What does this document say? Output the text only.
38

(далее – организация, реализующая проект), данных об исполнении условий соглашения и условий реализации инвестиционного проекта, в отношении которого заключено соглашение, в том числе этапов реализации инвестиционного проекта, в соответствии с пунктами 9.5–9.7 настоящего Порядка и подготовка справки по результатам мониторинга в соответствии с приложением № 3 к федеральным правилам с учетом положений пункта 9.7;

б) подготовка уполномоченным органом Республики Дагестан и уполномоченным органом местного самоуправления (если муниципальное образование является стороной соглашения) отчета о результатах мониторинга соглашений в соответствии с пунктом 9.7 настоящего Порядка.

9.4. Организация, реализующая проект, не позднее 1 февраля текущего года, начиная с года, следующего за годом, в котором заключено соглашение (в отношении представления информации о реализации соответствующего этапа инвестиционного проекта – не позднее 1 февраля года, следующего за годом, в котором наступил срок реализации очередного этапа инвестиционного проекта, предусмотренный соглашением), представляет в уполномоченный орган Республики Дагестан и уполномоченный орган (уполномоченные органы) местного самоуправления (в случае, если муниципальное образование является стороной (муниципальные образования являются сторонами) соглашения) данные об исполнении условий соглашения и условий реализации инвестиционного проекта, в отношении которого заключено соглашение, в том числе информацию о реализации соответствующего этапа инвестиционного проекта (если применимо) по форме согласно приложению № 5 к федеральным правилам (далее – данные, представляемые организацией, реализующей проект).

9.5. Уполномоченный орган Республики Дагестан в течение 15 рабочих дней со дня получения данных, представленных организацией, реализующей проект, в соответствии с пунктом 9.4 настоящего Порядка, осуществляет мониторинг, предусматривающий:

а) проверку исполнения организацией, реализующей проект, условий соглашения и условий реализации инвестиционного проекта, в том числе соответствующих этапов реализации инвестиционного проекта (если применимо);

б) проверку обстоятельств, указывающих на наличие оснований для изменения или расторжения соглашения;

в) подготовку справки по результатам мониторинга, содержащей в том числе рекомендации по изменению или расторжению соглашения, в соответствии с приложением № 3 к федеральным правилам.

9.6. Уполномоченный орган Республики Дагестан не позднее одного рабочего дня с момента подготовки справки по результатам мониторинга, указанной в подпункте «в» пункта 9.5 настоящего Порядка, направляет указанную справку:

....................

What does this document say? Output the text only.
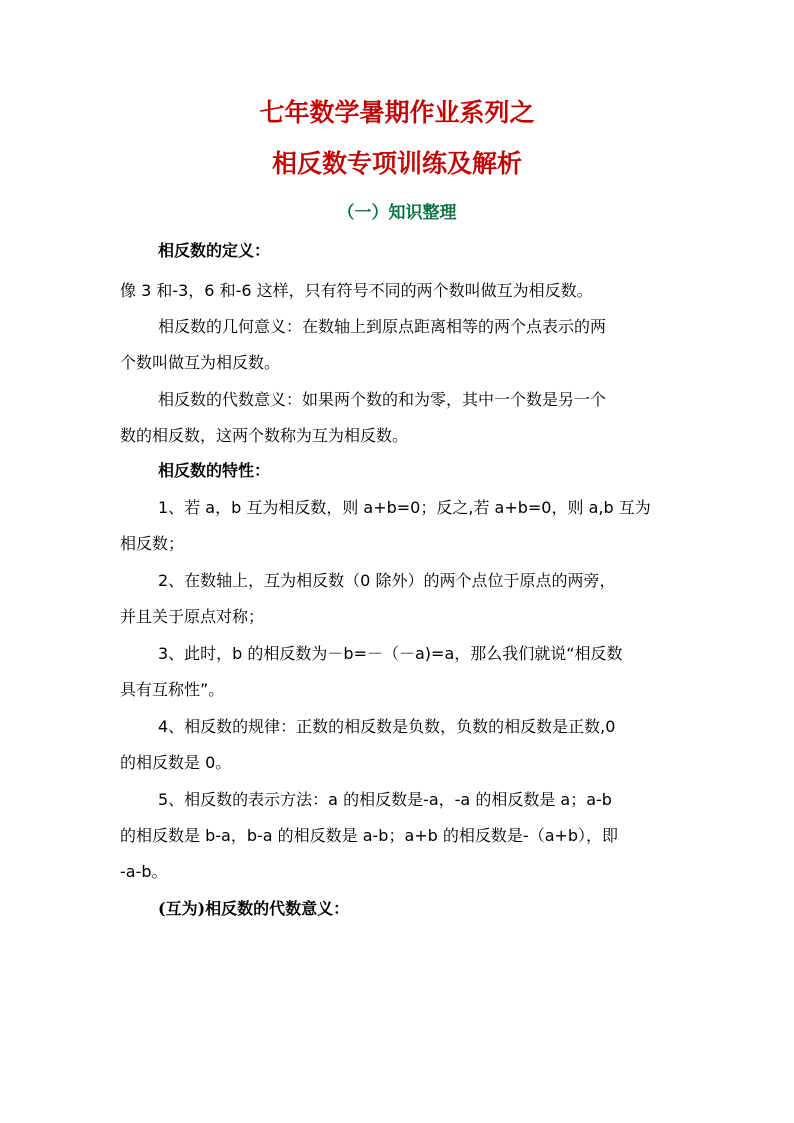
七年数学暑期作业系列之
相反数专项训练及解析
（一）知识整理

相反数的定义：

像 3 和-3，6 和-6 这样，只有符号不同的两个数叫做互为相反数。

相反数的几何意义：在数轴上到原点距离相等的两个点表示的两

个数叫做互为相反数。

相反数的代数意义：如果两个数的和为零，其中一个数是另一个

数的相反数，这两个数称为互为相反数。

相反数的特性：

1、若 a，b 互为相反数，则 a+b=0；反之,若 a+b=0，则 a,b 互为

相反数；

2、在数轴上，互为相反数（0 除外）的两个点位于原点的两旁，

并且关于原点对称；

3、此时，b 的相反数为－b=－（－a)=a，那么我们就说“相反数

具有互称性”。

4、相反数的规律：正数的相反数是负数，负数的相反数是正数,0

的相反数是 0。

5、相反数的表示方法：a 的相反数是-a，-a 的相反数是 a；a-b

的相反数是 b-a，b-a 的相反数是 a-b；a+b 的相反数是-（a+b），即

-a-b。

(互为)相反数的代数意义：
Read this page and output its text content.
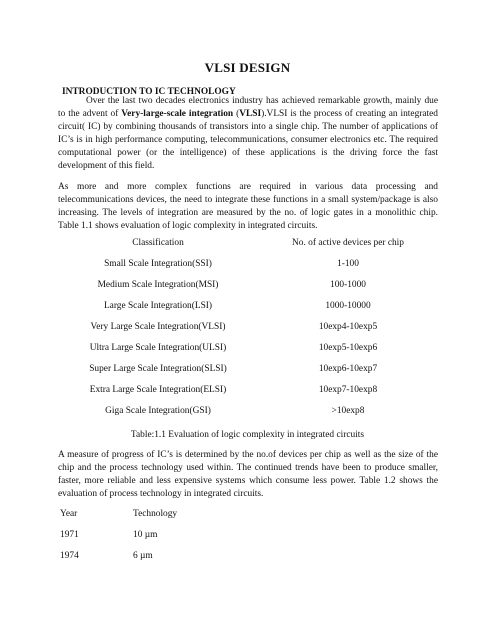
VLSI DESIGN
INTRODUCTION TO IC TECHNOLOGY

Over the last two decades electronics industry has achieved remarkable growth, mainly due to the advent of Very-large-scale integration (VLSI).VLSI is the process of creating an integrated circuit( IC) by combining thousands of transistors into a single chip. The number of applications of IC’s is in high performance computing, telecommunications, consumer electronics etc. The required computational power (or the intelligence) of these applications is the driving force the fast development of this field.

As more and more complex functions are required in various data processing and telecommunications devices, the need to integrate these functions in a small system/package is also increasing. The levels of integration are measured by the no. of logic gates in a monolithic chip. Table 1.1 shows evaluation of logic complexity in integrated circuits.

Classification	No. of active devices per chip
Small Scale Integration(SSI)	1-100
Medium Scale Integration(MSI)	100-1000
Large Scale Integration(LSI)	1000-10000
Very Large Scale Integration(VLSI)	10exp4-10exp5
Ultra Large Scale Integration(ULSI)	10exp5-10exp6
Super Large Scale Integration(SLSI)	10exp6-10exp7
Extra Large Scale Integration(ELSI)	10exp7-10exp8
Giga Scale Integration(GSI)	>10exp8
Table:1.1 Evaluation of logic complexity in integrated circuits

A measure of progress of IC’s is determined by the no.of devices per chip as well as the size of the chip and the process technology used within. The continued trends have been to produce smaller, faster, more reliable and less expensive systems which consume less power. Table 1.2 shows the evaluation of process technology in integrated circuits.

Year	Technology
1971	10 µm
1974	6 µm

....................

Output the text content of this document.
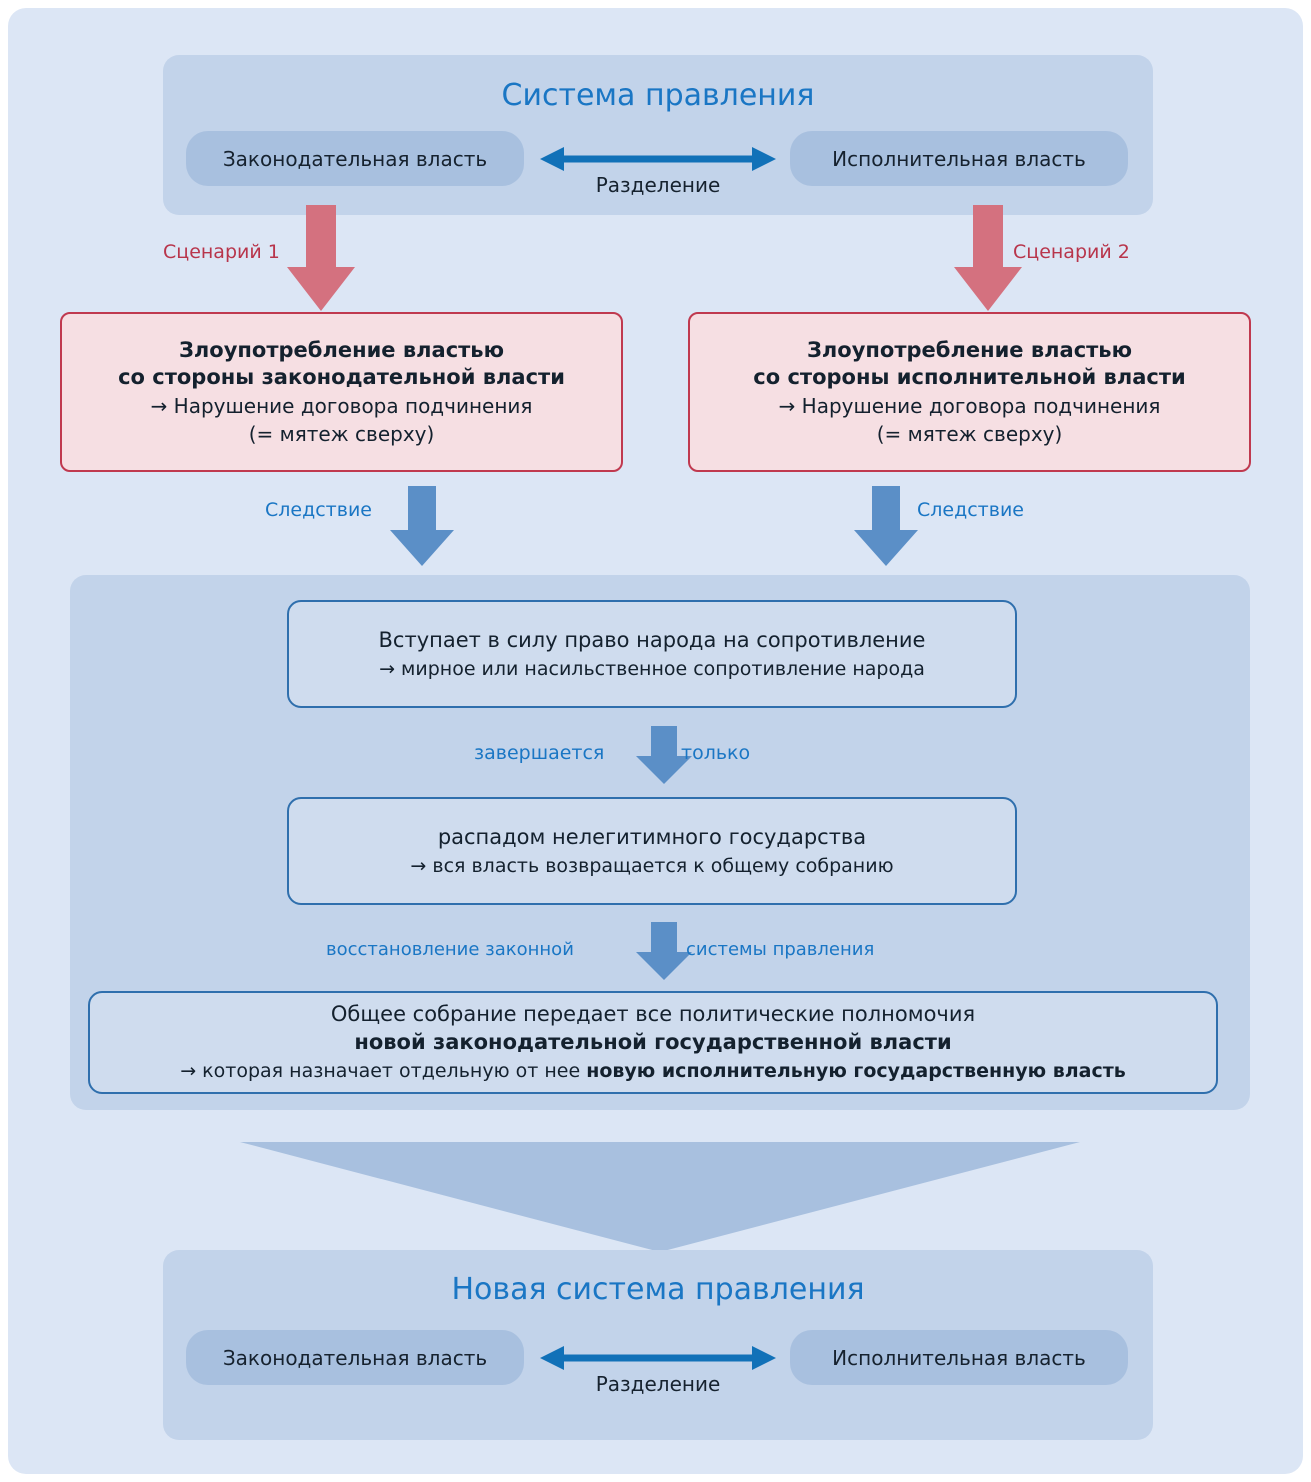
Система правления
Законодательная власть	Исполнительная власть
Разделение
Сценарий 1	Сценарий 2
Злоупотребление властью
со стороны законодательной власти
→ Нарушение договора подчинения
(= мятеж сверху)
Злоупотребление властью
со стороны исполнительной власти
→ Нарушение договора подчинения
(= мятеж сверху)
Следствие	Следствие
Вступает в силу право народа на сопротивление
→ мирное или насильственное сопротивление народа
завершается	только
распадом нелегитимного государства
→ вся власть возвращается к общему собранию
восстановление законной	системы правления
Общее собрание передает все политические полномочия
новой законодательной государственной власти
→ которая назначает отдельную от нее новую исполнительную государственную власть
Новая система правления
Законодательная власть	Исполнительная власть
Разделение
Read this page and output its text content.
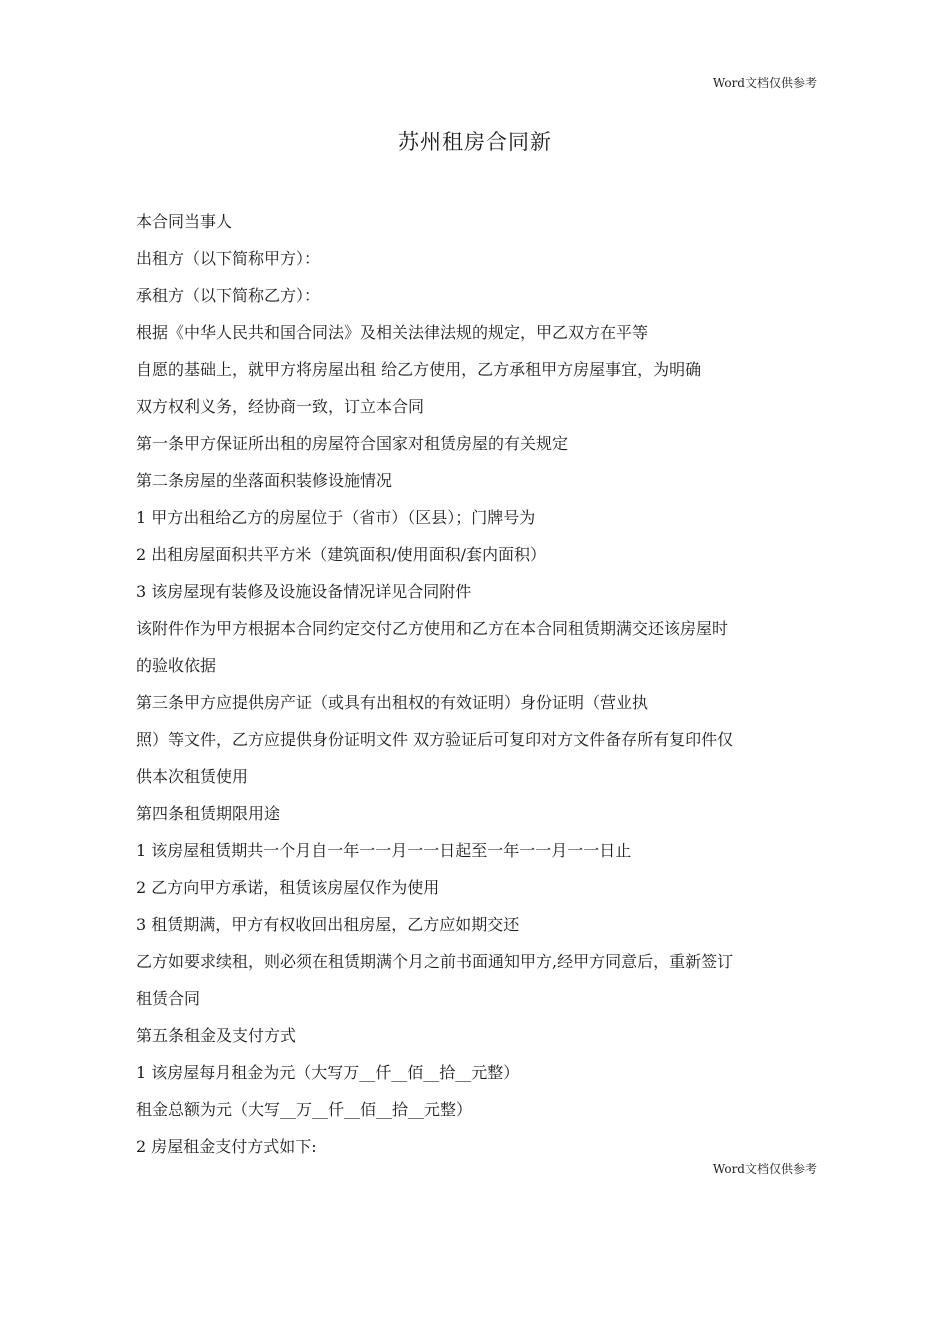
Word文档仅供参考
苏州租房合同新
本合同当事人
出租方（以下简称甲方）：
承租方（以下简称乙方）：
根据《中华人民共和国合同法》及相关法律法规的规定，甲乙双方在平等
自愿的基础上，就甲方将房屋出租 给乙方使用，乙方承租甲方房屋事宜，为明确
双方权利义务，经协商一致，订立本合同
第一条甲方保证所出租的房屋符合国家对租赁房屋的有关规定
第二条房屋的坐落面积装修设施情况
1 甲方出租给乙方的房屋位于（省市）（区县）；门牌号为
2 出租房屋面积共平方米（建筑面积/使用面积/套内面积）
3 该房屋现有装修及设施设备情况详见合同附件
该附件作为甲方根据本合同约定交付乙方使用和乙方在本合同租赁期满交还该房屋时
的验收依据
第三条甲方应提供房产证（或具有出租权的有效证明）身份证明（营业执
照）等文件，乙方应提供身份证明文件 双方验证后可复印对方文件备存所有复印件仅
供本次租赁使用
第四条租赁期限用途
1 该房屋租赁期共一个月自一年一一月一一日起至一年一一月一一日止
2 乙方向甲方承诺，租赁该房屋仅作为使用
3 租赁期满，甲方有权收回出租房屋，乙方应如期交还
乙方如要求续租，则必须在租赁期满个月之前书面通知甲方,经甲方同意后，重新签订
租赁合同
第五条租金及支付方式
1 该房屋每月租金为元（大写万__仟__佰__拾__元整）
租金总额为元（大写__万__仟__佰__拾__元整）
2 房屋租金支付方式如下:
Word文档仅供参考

....................

- Exercise description -
From the entries, copy out each line containing the word "которого".

- The result -
(далее – организация, реализующая проект), данных об исполнении условий соглашения и условий реализации инвестиционного проекта, в отношении которого заключено соглашение, в том числе этапов реализации инвестиционного проекта, в соответствии с пунктами 9.5–9.7 настоящего Порядка и подготовка справки по результатам мониторинга в соответствии с приложением № 3 к федеральным правилам с учетом положений пункта 9.7;
9.4. Организация, реализующая проект, не позднее 1 февраля текущего года, начиная с года, следующего за годом, в котором заключено соглашение (в отношении представления информации о реализации соответствующего этапа инвестиционного проекта – не позднее 1 февраля года, следующего за годом, в котором наступил срок реализации очередного этапа инвестиционного проекта, предусмотренный соглашением), представляет в уполномоченный орган Республики Дагестан и уполномоченный орган (уполномоченные органы) местного самоуправления (в случае, если муниципальное образование является стороной (муниципальные образования являются сторонами) соглашения) данные об исполнении условий соглашения и условий реализации инвестиционного проекта, в отношении которого заключено соглашение, в том числе информацию о реализации соответствующего этапа инвестиционного проекта (если применимо) по форме согласно приложению № 5 к федеральным правилам (далее – данные, представляемые организацией, реализующей проект).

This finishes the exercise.